[TASK OBJECTIVE]
Which lines hold the word "wird"? Copy each of them from the material.

----------------

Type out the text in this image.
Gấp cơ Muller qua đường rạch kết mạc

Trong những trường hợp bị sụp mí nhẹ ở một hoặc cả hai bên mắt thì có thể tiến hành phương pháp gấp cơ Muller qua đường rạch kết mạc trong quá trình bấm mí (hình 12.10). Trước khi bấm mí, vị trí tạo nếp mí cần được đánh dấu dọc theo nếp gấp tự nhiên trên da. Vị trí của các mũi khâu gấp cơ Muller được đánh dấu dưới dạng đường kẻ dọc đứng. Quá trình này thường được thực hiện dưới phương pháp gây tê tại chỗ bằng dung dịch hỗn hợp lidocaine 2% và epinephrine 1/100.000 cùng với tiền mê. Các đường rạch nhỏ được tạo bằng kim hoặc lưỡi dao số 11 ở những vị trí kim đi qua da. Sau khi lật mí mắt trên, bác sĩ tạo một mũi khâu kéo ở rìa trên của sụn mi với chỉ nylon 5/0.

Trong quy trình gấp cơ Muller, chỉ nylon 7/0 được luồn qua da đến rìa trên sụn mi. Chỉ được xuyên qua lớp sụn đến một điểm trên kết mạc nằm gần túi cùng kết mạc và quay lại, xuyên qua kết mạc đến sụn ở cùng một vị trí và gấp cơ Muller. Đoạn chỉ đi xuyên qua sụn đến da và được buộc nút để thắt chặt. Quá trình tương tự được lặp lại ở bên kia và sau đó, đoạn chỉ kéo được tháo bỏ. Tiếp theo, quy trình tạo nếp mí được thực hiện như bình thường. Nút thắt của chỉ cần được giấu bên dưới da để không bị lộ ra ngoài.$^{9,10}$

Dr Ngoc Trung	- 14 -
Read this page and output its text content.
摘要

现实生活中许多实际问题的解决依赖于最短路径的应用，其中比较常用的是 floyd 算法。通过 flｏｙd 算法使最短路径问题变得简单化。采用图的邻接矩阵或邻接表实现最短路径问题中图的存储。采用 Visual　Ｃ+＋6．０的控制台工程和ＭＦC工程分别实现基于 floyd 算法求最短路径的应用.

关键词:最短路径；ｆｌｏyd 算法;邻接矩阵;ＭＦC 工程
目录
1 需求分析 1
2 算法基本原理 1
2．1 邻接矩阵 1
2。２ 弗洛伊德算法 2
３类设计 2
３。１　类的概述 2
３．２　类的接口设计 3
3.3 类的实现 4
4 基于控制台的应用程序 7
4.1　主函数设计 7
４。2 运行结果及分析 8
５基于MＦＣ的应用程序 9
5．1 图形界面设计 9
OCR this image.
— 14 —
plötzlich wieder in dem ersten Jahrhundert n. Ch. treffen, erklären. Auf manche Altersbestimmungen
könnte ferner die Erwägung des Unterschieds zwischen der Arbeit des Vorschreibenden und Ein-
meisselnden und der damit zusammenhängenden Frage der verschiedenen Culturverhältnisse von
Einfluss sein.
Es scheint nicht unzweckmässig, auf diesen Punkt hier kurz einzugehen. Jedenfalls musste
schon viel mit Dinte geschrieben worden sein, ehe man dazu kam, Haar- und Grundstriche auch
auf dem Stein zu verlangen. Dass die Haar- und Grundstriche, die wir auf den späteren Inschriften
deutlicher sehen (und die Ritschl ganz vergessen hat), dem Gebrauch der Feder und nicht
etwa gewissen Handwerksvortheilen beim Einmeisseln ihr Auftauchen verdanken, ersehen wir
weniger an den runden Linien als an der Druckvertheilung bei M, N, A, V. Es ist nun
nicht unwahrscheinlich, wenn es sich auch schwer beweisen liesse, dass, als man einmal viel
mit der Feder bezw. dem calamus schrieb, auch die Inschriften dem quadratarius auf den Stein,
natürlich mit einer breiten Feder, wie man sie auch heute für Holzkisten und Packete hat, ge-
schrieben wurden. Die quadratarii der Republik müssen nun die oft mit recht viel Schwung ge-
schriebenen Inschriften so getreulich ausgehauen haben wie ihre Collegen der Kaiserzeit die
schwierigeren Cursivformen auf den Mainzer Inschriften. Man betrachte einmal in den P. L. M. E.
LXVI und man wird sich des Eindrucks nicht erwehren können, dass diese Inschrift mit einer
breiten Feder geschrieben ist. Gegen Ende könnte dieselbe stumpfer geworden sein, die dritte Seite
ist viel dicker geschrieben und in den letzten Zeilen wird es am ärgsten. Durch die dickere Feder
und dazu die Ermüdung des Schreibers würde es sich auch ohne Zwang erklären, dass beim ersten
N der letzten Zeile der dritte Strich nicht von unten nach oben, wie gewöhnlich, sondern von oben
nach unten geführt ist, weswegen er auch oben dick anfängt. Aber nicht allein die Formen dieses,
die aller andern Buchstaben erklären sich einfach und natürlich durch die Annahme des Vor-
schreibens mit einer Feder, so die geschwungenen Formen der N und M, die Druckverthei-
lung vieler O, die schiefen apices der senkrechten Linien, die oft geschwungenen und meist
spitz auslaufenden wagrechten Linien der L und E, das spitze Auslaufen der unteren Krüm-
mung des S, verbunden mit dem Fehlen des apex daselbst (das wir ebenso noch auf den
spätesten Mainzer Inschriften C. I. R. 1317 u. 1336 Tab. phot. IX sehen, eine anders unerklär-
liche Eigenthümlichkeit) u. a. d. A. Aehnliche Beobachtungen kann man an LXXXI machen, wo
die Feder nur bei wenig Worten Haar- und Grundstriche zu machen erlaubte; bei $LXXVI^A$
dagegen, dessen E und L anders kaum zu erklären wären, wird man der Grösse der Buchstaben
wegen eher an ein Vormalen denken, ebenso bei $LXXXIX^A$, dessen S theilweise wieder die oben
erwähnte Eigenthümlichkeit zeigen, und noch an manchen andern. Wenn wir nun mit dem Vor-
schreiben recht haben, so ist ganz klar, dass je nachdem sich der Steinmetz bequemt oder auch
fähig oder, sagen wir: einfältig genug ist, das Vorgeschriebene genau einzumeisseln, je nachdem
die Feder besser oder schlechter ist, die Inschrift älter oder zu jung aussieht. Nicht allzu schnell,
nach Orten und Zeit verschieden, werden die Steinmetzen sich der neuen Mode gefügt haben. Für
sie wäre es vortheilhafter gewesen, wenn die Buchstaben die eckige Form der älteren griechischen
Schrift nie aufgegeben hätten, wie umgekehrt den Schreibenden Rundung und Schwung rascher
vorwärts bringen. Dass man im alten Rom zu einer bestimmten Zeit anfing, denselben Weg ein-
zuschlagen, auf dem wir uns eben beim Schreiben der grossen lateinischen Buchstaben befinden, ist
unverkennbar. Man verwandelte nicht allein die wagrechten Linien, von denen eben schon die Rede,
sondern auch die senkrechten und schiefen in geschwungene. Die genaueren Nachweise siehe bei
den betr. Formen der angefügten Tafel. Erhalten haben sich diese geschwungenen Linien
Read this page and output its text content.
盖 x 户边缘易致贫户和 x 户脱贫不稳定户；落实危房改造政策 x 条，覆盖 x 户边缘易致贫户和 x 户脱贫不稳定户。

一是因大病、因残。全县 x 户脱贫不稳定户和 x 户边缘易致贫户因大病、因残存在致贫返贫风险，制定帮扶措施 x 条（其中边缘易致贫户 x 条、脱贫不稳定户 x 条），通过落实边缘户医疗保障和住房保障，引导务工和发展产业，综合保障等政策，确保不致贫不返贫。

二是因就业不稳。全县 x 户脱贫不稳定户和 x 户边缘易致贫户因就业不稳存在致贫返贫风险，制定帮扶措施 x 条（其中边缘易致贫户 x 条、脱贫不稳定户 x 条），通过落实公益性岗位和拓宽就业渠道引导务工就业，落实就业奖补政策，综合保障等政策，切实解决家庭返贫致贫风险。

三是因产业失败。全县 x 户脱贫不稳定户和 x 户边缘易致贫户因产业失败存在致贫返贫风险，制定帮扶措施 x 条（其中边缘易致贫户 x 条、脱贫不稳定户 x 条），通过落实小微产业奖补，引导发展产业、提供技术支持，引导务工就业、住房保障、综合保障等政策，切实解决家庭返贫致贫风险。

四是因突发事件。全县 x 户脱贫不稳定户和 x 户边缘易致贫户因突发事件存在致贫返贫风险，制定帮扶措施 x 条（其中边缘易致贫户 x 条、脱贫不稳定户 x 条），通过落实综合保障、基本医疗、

----------------

[ANSWER TO THIS TASK]
LXVI und man wird sich des Eindrucks nicht erwehren können, dass diese Inschrift mit einer
ist viel dicker geschrieben und in den letzten Zeilen wird es am ärgsten. Durch die dickere Feder
dagegen, dessen E und L anders kaum zu erklären wären, wird man der Grösse der Buchstaben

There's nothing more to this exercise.